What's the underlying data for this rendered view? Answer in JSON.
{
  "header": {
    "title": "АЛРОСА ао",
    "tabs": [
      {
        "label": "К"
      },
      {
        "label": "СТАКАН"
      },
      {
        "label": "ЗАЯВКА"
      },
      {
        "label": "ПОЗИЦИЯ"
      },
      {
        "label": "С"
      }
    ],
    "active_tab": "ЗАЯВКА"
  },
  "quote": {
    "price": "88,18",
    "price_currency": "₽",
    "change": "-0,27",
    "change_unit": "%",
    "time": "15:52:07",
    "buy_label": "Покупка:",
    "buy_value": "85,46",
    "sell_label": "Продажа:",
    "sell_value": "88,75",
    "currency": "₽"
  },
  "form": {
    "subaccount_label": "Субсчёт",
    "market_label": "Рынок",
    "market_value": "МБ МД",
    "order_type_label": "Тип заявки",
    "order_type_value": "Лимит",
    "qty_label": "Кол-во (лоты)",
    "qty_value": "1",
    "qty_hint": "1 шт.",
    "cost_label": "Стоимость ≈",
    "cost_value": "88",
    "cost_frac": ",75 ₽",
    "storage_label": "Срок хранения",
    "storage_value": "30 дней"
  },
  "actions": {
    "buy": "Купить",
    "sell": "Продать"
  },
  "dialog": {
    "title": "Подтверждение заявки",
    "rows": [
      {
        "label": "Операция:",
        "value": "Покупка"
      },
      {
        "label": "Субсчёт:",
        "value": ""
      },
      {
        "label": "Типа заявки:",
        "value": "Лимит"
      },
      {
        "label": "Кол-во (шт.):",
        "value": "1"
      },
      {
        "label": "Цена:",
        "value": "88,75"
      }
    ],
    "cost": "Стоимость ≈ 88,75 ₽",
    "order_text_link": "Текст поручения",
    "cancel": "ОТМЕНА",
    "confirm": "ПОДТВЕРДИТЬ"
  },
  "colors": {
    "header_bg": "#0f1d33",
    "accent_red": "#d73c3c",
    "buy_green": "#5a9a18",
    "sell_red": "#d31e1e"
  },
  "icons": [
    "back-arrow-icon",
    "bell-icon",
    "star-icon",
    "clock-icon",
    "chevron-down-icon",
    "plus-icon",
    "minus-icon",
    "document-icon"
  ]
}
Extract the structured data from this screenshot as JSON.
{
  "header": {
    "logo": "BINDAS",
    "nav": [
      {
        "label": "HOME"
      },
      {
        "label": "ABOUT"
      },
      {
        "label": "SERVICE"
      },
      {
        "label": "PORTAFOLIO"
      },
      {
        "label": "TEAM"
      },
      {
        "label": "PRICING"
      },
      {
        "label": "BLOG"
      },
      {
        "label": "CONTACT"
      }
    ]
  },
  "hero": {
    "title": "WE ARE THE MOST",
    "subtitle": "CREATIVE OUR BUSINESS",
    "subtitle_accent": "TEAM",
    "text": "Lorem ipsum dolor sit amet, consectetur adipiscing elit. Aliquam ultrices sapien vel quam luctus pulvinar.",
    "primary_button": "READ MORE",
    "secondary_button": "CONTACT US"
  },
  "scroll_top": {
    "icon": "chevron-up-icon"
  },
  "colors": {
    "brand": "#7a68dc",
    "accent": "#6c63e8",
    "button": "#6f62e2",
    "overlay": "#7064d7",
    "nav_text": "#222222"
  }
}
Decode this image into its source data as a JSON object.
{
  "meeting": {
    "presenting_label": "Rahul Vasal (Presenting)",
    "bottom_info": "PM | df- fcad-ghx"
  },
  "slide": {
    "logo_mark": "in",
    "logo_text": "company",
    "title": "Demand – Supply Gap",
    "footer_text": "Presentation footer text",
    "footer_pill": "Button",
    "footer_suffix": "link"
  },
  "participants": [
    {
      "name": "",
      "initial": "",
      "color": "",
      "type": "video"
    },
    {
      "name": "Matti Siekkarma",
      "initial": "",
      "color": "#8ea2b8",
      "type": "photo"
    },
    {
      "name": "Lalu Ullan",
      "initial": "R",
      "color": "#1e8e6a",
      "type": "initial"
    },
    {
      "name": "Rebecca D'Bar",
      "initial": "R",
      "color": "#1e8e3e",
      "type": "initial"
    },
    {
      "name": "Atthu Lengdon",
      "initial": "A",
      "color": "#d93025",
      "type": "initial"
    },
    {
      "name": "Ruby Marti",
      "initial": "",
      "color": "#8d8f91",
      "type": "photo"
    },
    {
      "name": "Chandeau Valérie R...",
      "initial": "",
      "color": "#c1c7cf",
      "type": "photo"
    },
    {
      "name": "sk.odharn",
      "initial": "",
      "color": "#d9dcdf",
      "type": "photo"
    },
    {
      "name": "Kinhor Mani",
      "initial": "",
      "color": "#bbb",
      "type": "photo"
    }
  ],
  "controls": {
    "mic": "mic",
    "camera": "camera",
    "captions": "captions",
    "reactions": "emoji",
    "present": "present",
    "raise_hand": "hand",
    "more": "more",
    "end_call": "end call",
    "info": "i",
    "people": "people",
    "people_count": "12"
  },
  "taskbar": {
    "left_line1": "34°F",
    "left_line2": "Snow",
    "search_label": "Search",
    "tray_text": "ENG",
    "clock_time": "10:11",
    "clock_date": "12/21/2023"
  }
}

--

• [SET PROBLEM]: Every record should be repeated exactly; please leave none out.

• [SOLUTION TO THIS PROBLEM]:
What's the underlying data for this rendered view? Answer in JSON.
{
  "header": {
    "title": "АЛРОСА ао",
    "tabs": [
      {
        "label": "К"
      },
      {
        "label": "СТАКАН"
      },
      {
        "label": "ЗАЯВКА"
      },
      {
        "label": "ПОЗИЦИЯ"
      },
      {
        "label": "С"
      }
    ],
    "active_tab": "ЗАЯВКА"
  },
  "quote": {
    "price": "88,18",
    "price_currency": "₽",
    "change": "-0,27",
    "change_unit": "%",
    "time": "15:52:07",
    "buy_label": "Покупка:",
    "buy_value": "85,46",
    "sell_label": "Продажа:",
    "sell_value": "88,75",
    "currency": "₽"
  },
  "form": {
    "subaccount_label": "Субсчёт",
    "market_label": "Рынок",
    "market_value": "МБ МД",
    "order_type_label": "Тип заявки",
    "order_type_value": "Лимит",
    "qty_label": "Кол-во (лоты)",
    "qty_value": "1",
    "qty_hint": "1 шт.",
    "cost_label": "Стоимость ≈",
    "cost_value": "88",
    "cost_frac": ",75 ₽",
    "storage_label": "Срок хранения",
    "storage_value": "30 дней"
  },
  "actions": {
    "buy": "Купить",
    "sell": "Продать"
  },
  "dialog": {
    "title": "Подтверждение заявки",
    "rows": [
      {
        "label": "Операция:",
        "value": "Покупка"
      },
      {
        "label": "Субсчёт:",
        "value": ""
      },
      {
        "label": "Типа заявки:",
        "value": "Лимит"
      },
      {
        "label": "Кол-во (шт.):",
        "value": "1"
      },
      {
        "label": "Цена:",
        "value": "88,75"
      }
    ],
    "cost": "Стоимость ≈ 88,75 ₽",
    "order_text_link": "Текст поручения",
    "cancel": "ОТМЕНА",
    "confirm": "ПОДТВЕРДИТЬ"
  },
  "colors": {
    "header_bg": "#0f1d33",
    "accent_red": "#d73c3c",
    "buy_green": "#5a9a18",
    "sell_red": "#d31e1e"
  },
  "icons": [
    "back-arrow-icon",
    "bell-icon",
    "star-icon",
    "clock-icon",
    "chevron-down-icon",
    "plus-icon",
    "minus-icon",
    "document-icon"
  ]
}
Extract the structured data from this screenshot as JSON.
{
  "header": {
    "logo": "BINDAS",
    "nav": [
      {
        "label": "HOME"
      },
      {
        "label": "ABOUT"
      },
      {
        "label": "SERVICE"
      },
      {
        "label": "PORTAFOLIO"
      },
      {
        "label": "TEAM"
      },
      {
        "label": "PRICING"
      },
      {
        "label": "BLOG"
      },
      {
        "label": "CONTACT"
      }
    ]
  },
  "hero": {
    "title": "WE ARE THE MOST",
    "subtitle": "CREATIVE OUR BUSINESS",
    "subtitle_accent": "TEAM",
    "text": "Lorem ipsum dolor sit amet, consectetur adipiscing elit. Aliquam ultrices sapien vel quam luctus pulvinar.",
    "primary_button": "READ MORE",
    "secondary_button": "CONTACT US"
  },
  "scroll_top": {
    "icon": "chevron-up-icon"
  },
  "colors": {
    "brand": "#7a68dc",
    "accent": "#6c63e8",
    "button": "#6f62e2",
    "overlay": "#7064d7",
    "nav_text": "#222222"
  }
}
Decode this image into its source data as a JSON object.
{
  "meeting": {
    "presenting_label": "Rahul Vasal (Presenting)",
    "bottom_info": "PM | df- fcad-ghx"
  },
  "slide": {
    "logo_mark": "in",
    "logo_text": "company",
    "title": "Demand – Supply Gap",
    "footer_text": "Presentation footer text",
    "footer_pill": "Button",
    "footer_suffix": "link"
  },
  "participants": [
    {
      "name": "",
      "initial": "",
      "color": "",
      "type": "video"
    },
    {
      "name": "Matti Siekkarma",
      "initial": "",
      "color": "#8ea2b8",
      "type": "photo"
    },
    {
      "name": "Lalu Ullan",
      "initial": "R",
      "color": "#1e8e6a",
      "type": "initial"
    },
    {
      "name": "Rebecca D'Bar",
      "initial": "R",
      "color": "#1e8e3e",
      "type": "initial"
    },
    {
      "name": "Atthu Lengdon",
      "initial": "A",
      "color": "#d93025",
      "type": "initial"
    },
    {
      "name": "Ruby Marti",
      "initial": "",
      "color": "#8d8f91",
      "type": "photo"
    },
    {
      "name": "Chandeau Valérie R...",
      "initial": "",
      "color": "#c1c7cf",
      "type": "photo"
    },
    {
      "name": "sk.odharn",
      "initial": "",
      "color": "#d9dcdf",
      "type": "photo"
    },
    {
      "name": "Kinhor Mani",
      "initial": "",
      "color": "#bbb",
      "type": "photo"
    }
  ],
  "controls": {
    "mic": "mic",
    "camera": "camera",
    "captions": "captions",
    "reactions": "emoji",
    "present": "present",
    "raise_hand": "hand",
    "more": "more",
    "end_call": "end call",
    "info": "i",
    "people": "people",
    "people_count": "12"
  },
  "taskbar": {
    "left_line1": "34°F",
    "left_line2": "Snow",
    "search_label": "Search",
    "tray_text": "ENG",
    "clock_time": "10:11",
    "clock_date": "12/21/2023"
  }
}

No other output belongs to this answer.